▶ _TASK STATEMENT_
Scan the following material for the string "Vertical" and copy each line in which it appears.

▶ _AVAILABLE DATA_

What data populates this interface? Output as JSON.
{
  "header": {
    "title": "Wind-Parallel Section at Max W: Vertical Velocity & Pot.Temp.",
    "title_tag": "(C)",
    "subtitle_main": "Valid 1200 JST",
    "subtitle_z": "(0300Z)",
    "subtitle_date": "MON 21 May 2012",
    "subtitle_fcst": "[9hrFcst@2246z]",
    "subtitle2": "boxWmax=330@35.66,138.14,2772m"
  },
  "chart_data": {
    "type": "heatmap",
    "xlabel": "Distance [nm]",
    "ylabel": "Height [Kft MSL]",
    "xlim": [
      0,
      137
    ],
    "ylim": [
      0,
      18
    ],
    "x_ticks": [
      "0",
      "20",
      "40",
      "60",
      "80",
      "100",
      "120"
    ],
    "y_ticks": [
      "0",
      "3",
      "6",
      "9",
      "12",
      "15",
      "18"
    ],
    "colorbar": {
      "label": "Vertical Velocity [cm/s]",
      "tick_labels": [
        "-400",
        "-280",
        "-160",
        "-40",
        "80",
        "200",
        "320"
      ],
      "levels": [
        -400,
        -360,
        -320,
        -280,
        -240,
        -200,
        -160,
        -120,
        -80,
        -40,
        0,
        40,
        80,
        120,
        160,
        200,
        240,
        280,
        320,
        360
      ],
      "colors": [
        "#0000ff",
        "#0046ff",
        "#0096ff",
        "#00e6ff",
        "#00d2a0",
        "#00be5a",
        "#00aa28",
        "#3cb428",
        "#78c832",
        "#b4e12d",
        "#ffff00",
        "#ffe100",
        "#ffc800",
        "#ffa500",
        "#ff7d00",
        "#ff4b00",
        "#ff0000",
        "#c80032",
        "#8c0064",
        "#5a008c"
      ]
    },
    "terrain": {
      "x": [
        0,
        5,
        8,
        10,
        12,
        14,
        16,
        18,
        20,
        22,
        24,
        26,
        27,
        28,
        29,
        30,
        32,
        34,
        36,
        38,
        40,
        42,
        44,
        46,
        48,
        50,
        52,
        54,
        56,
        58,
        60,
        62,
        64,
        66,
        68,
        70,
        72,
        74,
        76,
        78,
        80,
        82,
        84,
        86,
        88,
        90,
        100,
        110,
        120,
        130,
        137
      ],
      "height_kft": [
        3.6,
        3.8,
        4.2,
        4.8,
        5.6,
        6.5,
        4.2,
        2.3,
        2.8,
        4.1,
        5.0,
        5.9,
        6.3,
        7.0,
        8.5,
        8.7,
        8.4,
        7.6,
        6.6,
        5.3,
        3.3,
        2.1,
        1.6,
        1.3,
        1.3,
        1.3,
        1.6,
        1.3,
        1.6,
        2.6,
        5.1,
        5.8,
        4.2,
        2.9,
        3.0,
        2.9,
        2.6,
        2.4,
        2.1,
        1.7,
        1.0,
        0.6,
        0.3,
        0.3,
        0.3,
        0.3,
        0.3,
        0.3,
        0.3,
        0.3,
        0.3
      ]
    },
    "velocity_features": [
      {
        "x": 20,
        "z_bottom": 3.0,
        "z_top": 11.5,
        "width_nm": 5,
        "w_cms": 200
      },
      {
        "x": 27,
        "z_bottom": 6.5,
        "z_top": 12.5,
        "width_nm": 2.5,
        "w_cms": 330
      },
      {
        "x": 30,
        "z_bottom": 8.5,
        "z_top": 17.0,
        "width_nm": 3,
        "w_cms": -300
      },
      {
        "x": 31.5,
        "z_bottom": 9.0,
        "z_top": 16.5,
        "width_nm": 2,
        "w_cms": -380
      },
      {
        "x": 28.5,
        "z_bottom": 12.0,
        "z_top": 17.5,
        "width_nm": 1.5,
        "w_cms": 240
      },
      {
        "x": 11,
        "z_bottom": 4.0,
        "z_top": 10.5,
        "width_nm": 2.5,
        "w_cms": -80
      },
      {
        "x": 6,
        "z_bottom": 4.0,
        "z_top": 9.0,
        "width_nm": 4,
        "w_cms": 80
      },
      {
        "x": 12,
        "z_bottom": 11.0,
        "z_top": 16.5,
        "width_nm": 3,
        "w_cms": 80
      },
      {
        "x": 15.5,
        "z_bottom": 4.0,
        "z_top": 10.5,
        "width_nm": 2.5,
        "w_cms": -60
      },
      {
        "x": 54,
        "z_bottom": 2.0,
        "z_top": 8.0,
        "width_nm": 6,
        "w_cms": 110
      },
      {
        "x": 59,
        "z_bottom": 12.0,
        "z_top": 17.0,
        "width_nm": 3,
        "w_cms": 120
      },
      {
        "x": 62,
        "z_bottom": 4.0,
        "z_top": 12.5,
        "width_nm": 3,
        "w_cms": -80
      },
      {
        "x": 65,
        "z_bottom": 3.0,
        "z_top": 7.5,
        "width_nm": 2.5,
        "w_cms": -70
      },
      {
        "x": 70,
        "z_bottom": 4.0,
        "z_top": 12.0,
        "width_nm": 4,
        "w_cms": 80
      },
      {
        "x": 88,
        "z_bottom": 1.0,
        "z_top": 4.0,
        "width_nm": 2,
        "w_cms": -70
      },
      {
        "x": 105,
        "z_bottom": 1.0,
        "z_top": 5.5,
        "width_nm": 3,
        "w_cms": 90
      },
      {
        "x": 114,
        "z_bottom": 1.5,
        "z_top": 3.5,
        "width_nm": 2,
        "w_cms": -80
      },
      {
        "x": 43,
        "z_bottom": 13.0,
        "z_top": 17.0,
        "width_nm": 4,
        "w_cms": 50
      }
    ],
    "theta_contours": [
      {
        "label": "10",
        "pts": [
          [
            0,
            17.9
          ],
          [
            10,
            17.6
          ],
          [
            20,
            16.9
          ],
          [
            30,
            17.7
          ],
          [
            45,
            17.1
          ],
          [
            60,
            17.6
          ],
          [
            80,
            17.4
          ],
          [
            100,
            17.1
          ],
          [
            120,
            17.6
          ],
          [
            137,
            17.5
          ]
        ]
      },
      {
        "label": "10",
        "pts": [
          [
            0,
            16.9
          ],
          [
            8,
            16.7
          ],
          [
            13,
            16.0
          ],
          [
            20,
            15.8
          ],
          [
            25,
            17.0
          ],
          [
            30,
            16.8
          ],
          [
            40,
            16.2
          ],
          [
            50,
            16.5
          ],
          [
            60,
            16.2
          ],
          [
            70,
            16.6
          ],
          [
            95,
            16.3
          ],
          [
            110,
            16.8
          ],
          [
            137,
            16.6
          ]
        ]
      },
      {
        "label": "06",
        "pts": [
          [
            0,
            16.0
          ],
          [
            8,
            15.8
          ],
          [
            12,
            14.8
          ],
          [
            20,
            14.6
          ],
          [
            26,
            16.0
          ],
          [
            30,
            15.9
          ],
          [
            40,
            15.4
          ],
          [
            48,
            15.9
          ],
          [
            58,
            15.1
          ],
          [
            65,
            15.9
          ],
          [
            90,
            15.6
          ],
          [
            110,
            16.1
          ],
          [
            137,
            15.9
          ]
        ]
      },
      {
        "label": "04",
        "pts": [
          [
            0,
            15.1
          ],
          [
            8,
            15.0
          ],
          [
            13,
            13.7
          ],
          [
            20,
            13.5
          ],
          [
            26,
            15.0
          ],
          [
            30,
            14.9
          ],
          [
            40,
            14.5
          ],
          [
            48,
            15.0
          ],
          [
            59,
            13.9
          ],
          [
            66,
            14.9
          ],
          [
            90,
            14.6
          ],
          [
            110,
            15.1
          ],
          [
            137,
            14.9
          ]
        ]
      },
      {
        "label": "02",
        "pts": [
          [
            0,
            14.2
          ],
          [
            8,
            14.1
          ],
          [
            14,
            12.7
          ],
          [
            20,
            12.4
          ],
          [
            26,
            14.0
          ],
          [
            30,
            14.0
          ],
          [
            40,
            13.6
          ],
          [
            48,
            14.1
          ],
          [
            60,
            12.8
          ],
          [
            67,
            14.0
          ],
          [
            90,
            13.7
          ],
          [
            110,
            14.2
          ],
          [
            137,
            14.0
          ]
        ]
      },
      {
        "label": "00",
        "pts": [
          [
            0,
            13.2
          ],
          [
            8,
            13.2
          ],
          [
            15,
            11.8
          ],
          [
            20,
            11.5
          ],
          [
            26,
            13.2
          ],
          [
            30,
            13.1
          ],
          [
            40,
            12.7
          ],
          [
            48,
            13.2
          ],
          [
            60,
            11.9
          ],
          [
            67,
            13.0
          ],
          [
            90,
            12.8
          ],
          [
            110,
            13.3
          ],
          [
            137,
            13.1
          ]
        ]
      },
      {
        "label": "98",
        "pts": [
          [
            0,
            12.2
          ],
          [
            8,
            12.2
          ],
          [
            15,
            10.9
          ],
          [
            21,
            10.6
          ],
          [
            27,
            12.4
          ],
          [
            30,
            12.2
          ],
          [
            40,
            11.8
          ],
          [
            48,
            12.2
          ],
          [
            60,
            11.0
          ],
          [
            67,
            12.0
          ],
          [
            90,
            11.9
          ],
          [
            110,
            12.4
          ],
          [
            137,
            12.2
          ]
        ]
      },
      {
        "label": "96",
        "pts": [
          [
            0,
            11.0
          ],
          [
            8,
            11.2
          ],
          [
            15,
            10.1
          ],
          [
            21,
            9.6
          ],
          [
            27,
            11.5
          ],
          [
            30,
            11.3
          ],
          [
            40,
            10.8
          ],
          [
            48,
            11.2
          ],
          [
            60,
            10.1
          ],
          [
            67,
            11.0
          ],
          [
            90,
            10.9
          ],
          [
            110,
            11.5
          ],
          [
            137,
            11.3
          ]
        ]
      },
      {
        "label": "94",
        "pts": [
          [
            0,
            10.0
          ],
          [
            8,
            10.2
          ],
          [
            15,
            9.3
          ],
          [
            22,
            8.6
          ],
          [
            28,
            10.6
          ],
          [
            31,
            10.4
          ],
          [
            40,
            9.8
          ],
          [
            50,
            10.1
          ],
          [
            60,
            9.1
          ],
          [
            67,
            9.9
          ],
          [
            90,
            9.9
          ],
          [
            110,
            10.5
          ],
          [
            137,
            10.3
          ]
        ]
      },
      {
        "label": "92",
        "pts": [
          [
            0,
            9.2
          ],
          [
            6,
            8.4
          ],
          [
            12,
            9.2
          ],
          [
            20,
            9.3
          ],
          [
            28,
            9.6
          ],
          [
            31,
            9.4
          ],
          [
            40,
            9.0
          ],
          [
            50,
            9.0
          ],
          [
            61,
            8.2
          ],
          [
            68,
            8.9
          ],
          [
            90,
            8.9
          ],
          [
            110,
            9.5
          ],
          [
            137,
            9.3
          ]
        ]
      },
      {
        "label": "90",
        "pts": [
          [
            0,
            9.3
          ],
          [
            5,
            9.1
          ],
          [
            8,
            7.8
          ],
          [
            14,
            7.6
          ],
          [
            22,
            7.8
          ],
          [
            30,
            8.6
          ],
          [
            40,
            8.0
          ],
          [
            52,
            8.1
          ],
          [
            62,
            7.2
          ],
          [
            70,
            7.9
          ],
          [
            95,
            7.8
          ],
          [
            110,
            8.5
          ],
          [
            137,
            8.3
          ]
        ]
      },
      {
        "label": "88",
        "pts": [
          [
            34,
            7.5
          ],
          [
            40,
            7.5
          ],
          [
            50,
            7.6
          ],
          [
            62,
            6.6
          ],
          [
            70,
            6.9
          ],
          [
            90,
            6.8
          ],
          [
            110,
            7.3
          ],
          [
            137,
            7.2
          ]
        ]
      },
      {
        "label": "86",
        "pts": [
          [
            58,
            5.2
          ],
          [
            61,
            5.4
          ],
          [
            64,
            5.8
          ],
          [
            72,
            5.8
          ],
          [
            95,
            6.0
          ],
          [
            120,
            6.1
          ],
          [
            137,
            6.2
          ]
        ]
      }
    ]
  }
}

▶ _TASK SOLUTION_
    "title": "Wind-Parallel Section at Max W: Vertical Velocity & Pot.Temp.",
      "label": "Vertical Velocity [cm/s]",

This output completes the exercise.